__Task goal__
Quote the records below verbatim, keeping every line and character unchanged.

__Raw data__
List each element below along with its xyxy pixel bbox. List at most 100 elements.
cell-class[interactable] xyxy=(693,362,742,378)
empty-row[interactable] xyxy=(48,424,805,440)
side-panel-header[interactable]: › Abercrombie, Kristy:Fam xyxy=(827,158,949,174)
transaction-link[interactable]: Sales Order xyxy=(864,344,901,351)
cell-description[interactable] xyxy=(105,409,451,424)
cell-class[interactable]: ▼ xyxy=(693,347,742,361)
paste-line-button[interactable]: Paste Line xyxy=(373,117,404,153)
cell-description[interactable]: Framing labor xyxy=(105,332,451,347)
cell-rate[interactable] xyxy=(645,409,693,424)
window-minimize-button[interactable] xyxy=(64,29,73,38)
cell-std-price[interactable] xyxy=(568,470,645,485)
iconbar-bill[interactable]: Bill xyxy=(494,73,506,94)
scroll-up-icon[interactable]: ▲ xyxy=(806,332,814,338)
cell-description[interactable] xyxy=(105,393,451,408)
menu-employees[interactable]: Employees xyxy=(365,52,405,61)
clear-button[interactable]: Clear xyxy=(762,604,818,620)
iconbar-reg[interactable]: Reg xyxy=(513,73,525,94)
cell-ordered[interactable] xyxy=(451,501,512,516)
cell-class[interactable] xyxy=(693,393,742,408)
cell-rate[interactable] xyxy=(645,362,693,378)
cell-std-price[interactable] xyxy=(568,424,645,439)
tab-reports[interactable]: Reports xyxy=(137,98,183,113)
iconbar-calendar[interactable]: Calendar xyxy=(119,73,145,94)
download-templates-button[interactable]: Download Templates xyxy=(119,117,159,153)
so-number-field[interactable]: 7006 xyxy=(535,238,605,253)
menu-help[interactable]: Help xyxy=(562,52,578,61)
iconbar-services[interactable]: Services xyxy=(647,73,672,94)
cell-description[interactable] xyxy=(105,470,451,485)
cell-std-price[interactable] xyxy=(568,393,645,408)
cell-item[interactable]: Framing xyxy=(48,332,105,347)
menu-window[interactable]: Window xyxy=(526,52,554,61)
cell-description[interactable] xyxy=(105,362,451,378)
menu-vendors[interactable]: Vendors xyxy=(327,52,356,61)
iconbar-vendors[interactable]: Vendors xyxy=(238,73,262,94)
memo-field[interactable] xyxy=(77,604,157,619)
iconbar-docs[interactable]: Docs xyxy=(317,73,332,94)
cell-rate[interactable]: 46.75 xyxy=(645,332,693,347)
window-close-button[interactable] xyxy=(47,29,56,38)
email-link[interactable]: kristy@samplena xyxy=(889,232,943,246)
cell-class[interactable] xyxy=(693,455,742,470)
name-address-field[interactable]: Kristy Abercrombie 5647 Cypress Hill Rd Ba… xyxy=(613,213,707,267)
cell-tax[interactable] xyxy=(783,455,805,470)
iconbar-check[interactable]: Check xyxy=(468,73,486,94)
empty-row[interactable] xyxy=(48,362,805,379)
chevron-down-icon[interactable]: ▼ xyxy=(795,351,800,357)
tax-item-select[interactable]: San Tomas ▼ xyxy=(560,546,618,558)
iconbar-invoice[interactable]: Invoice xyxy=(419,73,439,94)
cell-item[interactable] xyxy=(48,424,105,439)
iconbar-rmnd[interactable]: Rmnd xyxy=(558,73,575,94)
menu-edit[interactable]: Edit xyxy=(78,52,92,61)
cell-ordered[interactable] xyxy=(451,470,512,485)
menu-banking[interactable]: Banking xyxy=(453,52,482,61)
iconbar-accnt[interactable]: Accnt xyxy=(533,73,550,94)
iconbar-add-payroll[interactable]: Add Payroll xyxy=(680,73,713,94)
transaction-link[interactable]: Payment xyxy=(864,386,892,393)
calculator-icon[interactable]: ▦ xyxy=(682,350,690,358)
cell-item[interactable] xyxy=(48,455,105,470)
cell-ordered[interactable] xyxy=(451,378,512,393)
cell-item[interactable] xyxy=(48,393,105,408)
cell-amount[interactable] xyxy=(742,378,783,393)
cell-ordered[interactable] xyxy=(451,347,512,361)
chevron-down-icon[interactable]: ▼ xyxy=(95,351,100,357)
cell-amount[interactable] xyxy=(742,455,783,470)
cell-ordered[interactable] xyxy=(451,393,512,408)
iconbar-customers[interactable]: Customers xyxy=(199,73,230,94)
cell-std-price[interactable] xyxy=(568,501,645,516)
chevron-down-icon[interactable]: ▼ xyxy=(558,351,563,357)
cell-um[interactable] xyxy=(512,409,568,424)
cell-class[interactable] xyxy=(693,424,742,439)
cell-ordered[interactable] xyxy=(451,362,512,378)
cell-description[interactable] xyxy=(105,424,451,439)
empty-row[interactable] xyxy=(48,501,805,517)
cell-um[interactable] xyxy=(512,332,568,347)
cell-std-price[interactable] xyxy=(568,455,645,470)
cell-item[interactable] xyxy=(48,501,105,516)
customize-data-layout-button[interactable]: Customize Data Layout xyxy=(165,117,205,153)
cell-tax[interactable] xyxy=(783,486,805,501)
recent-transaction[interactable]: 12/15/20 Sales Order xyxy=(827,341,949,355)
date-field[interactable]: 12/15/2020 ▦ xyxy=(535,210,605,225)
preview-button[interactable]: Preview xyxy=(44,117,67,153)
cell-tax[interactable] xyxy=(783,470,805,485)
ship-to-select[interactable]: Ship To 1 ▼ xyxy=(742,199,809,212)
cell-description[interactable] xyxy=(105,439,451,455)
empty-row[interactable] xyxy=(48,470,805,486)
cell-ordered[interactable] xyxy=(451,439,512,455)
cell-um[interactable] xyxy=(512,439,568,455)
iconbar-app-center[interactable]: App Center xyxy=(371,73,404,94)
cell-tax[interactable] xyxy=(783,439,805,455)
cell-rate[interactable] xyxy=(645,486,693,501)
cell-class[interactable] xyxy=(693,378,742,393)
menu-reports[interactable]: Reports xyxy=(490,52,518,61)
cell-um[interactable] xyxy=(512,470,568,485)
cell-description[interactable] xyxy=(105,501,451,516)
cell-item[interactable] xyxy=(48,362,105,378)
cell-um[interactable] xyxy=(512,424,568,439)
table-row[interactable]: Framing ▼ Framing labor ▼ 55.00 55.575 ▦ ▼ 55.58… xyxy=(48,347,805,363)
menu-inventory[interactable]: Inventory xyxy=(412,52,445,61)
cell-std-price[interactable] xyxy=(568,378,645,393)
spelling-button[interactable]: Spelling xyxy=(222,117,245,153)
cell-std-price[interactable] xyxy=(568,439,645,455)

__The completed task__
List each element below along with its xyxy pixel bbox. List at most 100 elements.
cell-class[interactable] xyxy=(693,362,742,378)
empty-row[interactable] xyxy=(48,424,805,440)
side-panel-header[interactable]: › Abercrombie, Kristy:Fam xyxy=(827,158,949,174)
transaction-link[interactable]: Sales Order xyxy=(864,344,901,351)
cell-description[interactable] xyxy=(105,409,451,424)
cell-class[interactable]: ▼ xyxy=(693,347,742,361)
paste-line-button[interactable]: Paste Line xyxy=(373,117,404,153)
cell-description[interactable]: Framing labor xyxy=(105,332,451,347)
cell-rate[interactable] xyxy=(645,409,693,424)
window-minimize-button[interactable] xyxy=(64,29,73,38)
cell-std-price[interactable] xyxy=(568,470,645,485)
iconbar-bill[interactable]: Bill xyxy=(494,73,506,94)
scroll-up-icon[interactable]: ▲ xyxy=(806,332,814,338)
cell-description[interactable] xyxy=(105,393,451,408)
menu-employees[interactable]: Employees xyxy=(365,52,405,61)
clear-button[interactable]: Clear xyxy=(762,604,818,620)
iconbar-reg[interactable]: Reg xyxy=(513,73,525,94)
cell-ordered[interactable] xyxy=(451,501,512,516)
cell-class[interactable] xyxy=(693,393,742,408)
cell-rate[interactable] xyxy=(645,362,693,378)
cell-std-price[interactable] xyxy=(568,424,645,439)
tab-reports[interactable]: Reports xyxy=(137,98,183,113)
iconbar-calendar[interactable]: Calendar xyxy=(119,73,145,94)
download-templates-button[interactable]: Download Templates xyxy=(119,117,159,153)
so-number-field[interactable]: 7006 xyxy=(535,238,605,253)
menu-help[interactable]: Help xyxy=(562,52,578,61)
iconbar-services[interactable]: Services xyxy=(647,73,672,94)
cell-description[interactable] xyxy=(105,470,451,485)
cell-std-price[interactable] xyxy=(568,393,645,408)
cell-item[interactable]: Framing xyxy=(48,332,105,347)
menu-window[interactable]: Window xyxy=(526,52,554,61)
cell-description[interactable] xyxy=(105,362,451,378)
menu-vendors[interactable]: Vendors xyxy=(327,52,356,61)
iconbar-vendors[interactable]: Vendors xyxy=(238,73,262,94)
memo-field[interactable] xyxy=(77,604,157,619)
iconbar-docs[interactable]: Docs xyxy=(317,73,332,94)
cell-rate[interactable]: 46.75 xyxy=(645,332,693,347)
window-close-button[interactable] xyxy=(47,29,56,38)
email-link[interactable]: kristy@samplena xyxy=(889,232,943,246)
cell-class[interactable] xyxy=(693,455,742,470)
name-address-field[interactable]: Kristy Abercrombie 5647 Cypress Hill Rd Ba… xyxy=(613,213,707,267)
cell-tax[interactable] xyxy=(783,455,805,470)
iconbar-check[interactable]: Check xyxy=(468,73,486,94)
empty-row[interactable] xyxy=(48,362,805,379)
chevron-down-icon[interactable]: ▼ xyxy=(795,351,800,357)
tax-item-select[interactable]: San Tomas ▼ xyxy=(560,546,618,558)
iconbar-invoice[interactable]: Invoice xyxy=(419,73,439,94)
cell-item[interactable] xyxy=(48,424,105,439)
iconbar-rmnd[interactable]: Rmnd xyxy=(558,73,575,94)
menu-edit[interactable]: Edit xyxy=(78,52,92,61)
cell-ordered[interactable] xyxy=(451,470,512,485)
menu-banking[interactable]: Banking xyxy=(453,52,482,61)
iconbar-accnt[interactable]: Accnt xyxy=(533,73,550,94)
iconbar-add-payroll[interactable]: Add Payroll xyxy=(680,73,713,94)
transaction-link[interactable]: Payment xyxy=(864,386,892,393)
calculator-icon[interactable]: ▦ xyxy=(682,350,690,358)
cell-item[interactable] xyxy=(48,455,105,470)
cell-ordered[interactable] xyxy=(451,378,512,393)
cell-item[interactable] xyxy=(48,393,105,408)
cell-amount[interactable] xyxy=(742,378,783,393)
cell-ordered[interactable] xyxy=(451,347,512,361)
chevron-down-icon[interactable]: ▼ xyxy=(95,351,100,357)
cell-amount[interactable] xyxy=(742,455,783,470)
cell-ordered[interactable] xyxy=(451,393,512,408)
iconbar-customers[interactable]: Customers xyxy=(199,73,230,94)
cell-std-price[interactable] xyxy=(568,501,645,516)
chevron-down-icon[interactable]: ▼ xyxy=(558,351,563,357)
cell-um[interactable] xyxy=(512,409,568,424)
cell-class[interactable] xyxy=(693,424,742,439)
cell-ordered[interactable] xyxy=(451,362,512,378)
cell-description[interactable] xyxy=(105,424,451,439)
empty-row[interactable] xyxy=(48,501,805,517)
cell-um[interactable] xyxy=(512,332,568,347)
cell-std-price[interactable] xyxy=(568,455,645,470)
cell-item[interactable] xyxy=(48,501,105,516)
customize-data-layout-button[interactable]: Customize Data Layout xyxy=(165,117,205,153)
cell-tax[interactable] xyxy=(783,486,805,501)
recent-transaction[interactable]: 12/15/20 Sales Order xyxy=(827,341,949,355)
date-field[interactable]: 12/15/2020 ▦ xyxy=(535,210,605,225)
preview-button[interactable]: Preview xyxy=(44,117,67,153)
cell-tax[interactable] xyxy=(783,470,805,485)
ship-to-select[interactable]: Ship To 1 ▼ xyxy=(742,199,809,212)
cell-description[interactable] xyxy=(105,439,451,455)
empty-row[interactable] xyxy=(48,470,805,486)
cell-ordered[interactable] xyxy=(451,439,512,455)
cell-um[interactable] xyxy=(512,439,568,455)
iconbar-app-center[interactable]: App Center xyxy=(371,73,404,94)
cell-tax[interactable] xyxy=(783,439,805,455)
cell-rate[interactable] xyxy=(645,486,693,501)
cell-class[interactable] xyxy=(693,378,742,393)
menu-reports[interactable]: Reports xyxy=(490,52,518,61)
cell-um[interactable] xyxy=(512,470,568,485)
cell-description[interactable] xyxy=(105,501,451,516)
cell-item[interactable] xyxy=(48,362,105,378)
cell-um[interactable] xyxy=(512,424,568,439)
table-row[interactable]: Framing ▼ Framing labor ▼ 55.00 55.575 ▦ ▼ 55.58… xyxy=(48,347,805,363)
menu-inventory[interactable]: Inventory xyxy=(412,52,445,61)
cell-std-price[interactable] xyxy=(568,378,645,393)
spelling-button[interactable]: Spelling xyxy=(222,117,245,153)
cell-std-price[interactable] xyxy=(568,439,645,455)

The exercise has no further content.